_GOAL_
Identify each line containing the word "重置密码" and copy it.

======== MATERIAL FOR THE TASK

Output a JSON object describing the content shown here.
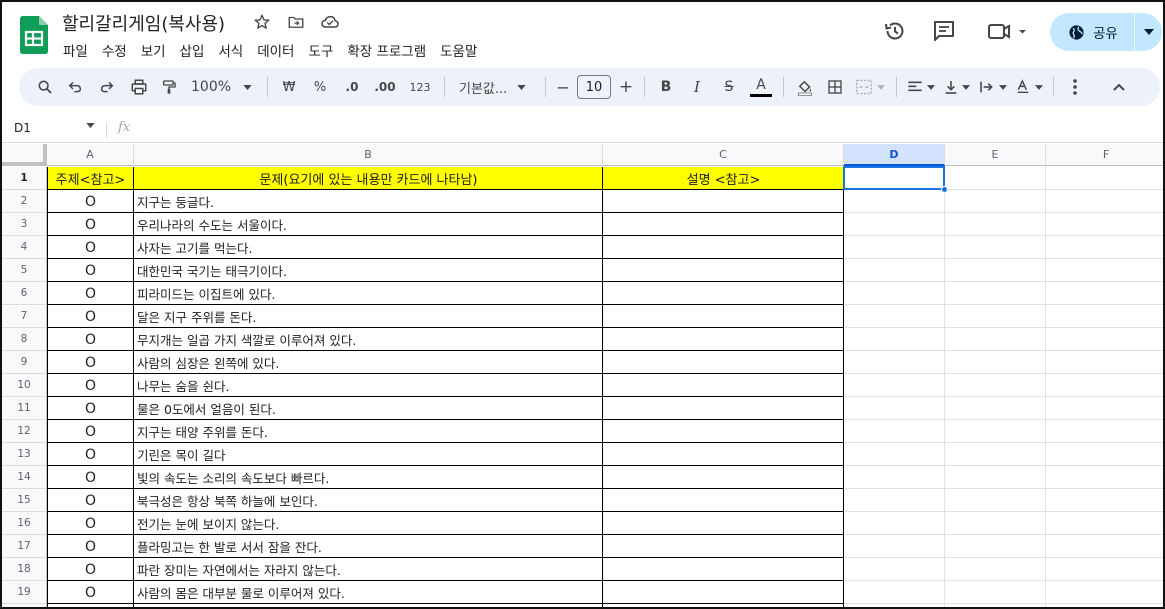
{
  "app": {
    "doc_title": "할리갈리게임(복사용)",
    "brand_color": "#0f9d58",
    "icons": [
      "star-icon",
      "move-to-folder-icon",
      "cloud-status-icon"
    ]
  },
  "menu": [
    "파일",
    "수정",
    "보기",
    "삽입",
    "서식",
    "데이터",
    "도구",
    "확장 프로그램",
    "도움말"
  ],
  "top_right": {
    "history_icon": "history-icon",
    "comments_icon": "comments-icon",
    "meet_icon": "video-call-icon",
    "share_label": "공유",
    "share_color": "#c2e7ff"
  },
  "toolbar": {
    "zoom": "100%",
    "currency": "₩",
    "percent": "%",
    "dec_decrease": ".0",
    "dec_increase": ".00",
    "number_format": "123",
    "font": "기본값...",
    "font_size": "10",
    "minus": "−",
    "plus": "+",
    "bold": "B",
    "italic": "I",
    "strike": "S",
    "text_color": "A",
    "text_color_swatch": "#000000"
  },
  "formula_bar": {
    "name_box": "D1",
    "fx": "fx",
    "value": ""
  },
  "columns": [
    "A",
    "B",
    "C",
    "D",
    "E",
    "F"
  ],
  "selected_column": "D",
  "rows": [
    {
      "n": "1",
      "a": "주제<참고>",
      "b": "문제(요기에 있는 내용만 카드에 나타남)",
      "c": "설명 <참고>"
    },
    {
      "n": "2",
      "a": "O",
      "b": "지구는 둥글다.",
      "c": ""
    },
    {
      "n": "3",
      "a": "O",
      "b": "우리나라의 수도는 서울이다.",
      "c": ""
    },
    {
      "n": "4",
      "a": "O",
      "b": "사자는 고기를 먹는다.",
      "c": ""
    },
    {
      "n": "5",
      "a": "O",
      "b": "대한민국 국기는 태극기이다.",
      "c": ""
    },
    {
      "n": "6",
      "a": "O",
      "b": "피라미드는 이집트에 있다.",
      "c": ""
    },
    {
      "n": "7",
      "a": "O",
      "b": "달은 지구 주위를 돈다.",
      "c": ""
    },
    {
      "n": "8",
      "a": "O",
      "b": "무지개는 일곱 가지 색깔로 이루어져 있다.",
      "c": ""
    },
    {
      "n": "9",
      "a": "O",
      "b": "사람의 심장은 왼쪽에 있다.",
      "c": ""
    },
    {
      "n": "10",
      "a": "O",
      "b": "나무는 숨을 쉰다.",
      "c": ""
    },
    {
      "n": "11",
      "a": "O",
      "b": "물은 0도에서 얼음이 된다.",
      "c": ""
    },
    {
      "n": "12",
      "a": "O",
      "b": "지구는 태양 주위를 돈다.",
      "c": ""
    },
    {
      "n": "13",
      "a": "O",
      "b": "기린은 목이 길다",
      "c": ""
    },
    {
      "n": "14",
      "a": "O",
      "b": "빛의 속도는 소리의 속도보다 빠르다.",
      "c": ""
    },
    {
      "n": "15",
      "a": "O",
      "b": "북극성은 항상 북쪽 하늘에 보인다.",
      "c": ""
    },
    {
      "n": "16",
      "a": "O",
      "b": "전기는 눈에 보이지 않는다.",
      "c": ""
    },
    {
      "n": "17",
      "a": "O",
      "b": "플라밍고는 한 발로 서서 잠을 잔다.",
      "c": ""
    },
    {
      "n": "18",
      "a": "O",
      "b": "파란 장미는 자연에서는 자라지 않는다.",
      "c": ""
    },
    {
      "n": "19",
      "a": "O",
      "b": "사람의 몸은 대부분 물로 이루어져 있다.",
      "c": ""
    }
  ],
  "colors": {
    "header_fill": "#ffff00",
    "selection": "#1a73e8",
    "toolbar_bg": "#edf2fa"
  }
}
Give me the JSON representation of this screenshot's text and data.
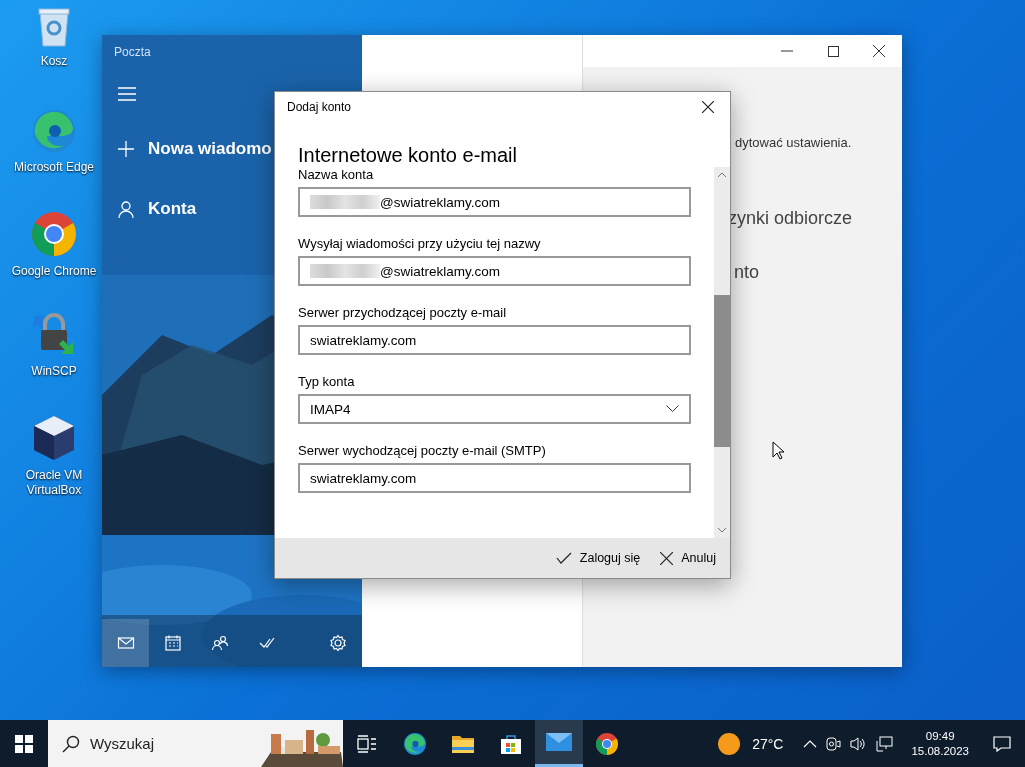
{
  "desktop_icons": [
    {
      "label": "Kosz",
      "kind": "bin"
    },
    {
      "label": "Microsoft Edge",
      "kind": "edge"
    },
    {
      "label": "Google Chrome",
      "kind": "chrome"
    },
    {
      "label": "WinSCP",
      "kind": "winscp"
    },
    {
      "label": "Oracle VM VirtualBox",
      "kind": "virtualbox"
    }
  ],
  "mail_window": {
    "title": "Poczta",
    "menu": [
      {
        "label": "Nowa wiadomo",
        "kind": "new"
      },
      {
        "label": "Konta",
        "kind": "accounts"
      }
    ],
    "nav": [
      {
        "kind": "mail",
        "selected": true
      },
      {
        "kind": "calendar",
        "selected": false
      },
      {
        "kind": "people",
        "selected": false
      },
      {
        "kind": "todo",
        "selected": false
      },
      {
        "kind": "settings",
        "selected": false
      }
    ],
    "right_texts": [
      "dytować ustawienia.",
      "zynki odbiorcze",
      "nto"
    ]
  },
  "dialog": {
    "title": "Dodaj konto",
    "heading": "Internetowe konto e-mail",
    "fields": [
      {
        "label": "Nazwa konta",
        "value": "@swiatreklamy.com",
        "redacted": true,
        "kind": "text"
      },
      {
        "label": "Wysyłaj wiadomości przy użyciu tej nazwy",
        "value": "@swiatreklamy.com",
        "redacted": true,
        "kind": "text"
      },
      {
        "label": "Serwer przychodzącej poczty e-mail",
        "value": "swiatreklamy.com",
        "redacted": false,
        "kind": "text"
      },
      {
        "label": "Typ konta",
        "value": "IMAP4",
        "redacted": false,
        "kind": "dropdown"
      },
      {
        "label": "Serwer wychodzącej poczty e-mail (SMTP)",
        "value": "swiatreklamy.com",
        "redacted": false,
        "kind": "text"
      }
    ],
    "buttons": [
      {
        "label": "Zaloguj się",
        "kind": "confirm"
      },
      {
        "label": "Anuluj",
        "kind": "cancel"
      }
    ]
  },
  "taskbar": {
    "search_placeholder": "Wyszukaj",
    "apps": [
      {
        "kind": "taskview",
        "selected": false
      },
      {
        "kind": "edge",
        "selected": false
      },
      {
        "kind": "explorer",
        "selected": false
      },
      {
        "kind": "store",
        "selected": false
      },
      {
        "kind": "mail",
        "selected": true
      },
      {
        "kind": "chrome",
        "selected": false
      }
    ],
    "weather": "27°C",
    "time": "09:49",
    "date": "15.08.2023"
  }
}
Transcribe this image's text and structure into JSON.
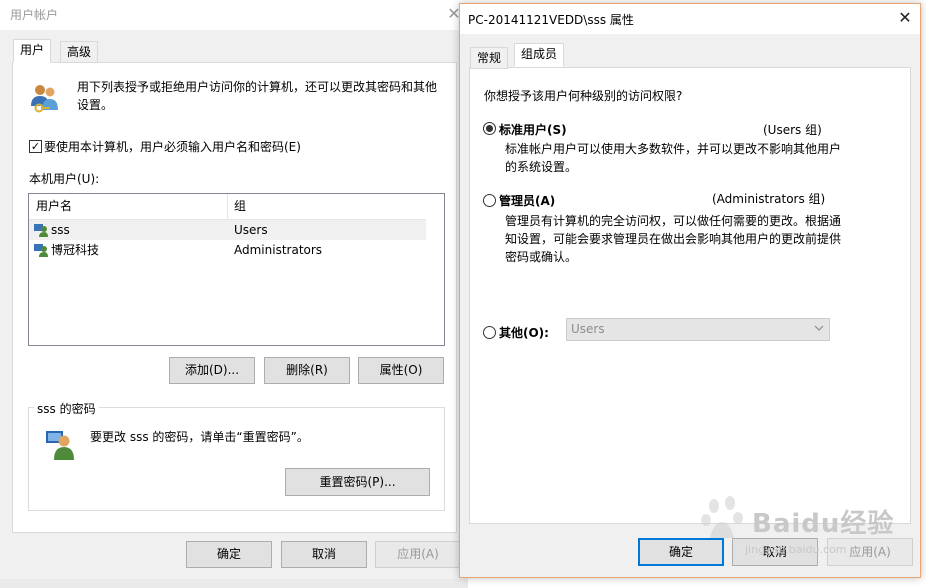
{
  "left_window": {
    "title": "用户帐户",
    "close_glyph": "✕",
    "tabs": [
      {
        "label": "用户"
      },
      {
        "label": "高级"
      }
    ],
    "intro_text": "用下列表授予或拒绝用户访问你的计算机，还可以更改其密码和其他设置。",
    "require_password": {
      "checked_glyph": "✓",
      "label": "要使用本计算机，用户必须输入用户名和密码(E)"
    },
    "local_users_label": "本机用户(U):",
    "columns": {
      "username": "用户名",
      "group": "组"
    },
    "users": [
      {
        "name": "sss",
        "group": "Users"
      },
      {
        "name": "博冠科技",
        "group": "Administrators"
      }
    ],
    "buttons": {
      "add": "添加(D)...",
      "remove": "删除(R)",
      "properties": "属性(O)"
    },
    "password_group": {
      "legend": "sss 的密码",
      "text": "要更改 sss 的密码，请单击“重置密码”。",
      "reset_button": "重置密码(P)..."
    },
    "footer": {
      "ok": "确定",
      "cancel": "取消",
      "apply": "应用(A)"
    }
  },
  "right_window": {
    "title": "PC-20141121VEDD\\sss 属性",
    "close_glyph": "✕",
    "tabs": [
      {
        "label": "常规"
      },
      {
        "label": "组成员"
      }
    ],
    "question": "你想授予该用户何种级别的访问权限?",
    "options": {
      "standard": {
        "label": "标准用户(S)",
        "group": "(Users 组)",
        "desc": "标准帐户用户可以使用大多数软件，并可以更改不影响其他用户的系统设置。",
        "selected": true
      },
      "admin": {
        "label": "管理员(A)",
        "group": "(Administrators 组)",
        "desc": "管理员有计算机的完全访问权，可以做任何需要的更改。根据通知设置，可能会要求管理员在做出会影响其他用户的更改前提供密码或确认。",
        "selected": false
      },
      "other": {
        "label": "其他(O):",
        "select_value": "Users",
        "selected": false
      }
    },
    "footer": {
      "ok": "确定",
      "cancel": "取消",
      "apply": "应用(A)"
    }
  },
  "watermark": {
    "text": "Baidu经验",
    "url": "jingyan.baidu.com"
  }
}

================

_TASK OUTPUT_
      "text": "要更改 sss 的密码，请单击“重置密码”。",
      "reset_button": "重置密码(P)..."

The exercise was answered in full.